(Dataset rows)
################

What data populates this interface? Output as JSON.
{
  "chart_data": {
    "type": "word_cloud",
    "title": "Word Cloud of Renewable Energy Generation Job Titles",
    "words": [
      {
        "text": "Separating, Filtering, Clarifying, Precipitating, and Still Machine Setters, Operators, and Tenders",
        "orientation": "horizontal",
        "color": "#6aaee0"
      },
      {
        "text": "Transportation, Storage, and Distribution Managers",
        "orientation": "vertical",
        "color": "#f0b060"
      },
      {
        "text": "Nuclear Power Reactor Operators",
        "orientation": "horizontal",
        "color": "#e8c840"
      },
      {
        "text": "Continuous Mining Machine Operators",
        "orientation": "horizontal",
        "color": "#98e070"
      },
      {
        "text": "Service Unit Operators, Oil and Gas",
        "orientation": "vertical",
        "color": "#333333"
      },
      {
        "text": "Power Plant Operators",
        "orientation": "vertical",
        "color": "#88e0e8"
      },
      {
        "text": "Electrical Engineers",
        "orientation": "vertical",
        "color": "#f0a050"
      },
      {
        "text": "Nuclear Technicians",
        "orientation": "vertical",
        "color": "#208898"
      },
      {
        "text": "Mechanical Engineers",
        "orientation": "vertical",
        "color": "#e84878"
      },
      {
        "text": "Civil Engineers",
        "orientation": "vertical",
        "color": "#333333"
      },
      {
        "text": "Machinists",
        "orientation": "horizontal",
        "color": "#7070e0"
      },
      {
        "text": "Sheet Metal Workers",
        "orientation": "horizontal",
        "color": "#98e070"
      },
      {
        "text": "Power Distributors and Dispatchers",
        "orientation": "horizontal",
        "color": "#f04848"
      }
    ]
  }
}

################

Exercise brief: Extract the listing in its entirety and repeat it exactly.

Finished task:
What data populates this interface? Output as JSON.
{
  "chart_data": {
    "type": "word_cloud",
    "title": "Word Cloud of Renewable Energy Generation Job Titles",
    "words": [
      {
        "text": "Separating, Filtering, Clarifying, Precipitating, and Still Machine Setters, Operators, and Tenders",
        "orientation": "horizontal",
        "color": "#6aaee0"
      },
      {
        "text": "Transportation, Storage, and Distribution Managers",
        "orientation": "vertical",
        "color": "#f0b060"
      },
      {
        "text": "Nuclear Power Reactor Operators",
        "orientation": "horizontal",
        "color": "#e8c840"
      },
      {
        "text": "Continuous Mining Machine Operators",
        "orientation": "horizontal",
        "color": "#98e070"
      },
      {
        "text": "Service Unit Operators, Oil and Gas",
        "orientation": "vertical",
        "color": "#333333"
      },
      {
        "text": "Power Plant Operators",
        "orientation": "vertical",
        "color": "#88e0e8"
      },
      {
        "text": "Electrical Engineers",
        "orientation": "vertical",
        "color": "#f0a050"
      },
      {
        "text": "Nuclear Technicians",
        "orientation": "vertical",
        "color": "#208898"
      },
      {
        "text": "Mechanical Engineers",
        "orientation": "vertical",
        "color": "#e84878"
      },
      {
        "text": "Civil Engineers",
        "orientation": "vertical",
        "color": "#333333"
      },
      {
        "text": "Machinists",
        "orientation": "horizontal",
        "color": "#7070e0"
      },
      {
        "text": "Sheet Metal Workers",
        "orientation": "horizontal",
        "color": "#98e070"
      },
      {
        "text": "Power Distributors and Dispatchers",
        "orientation": "horizontal",
        "color": "#f04848"
      }
    ]
  }
}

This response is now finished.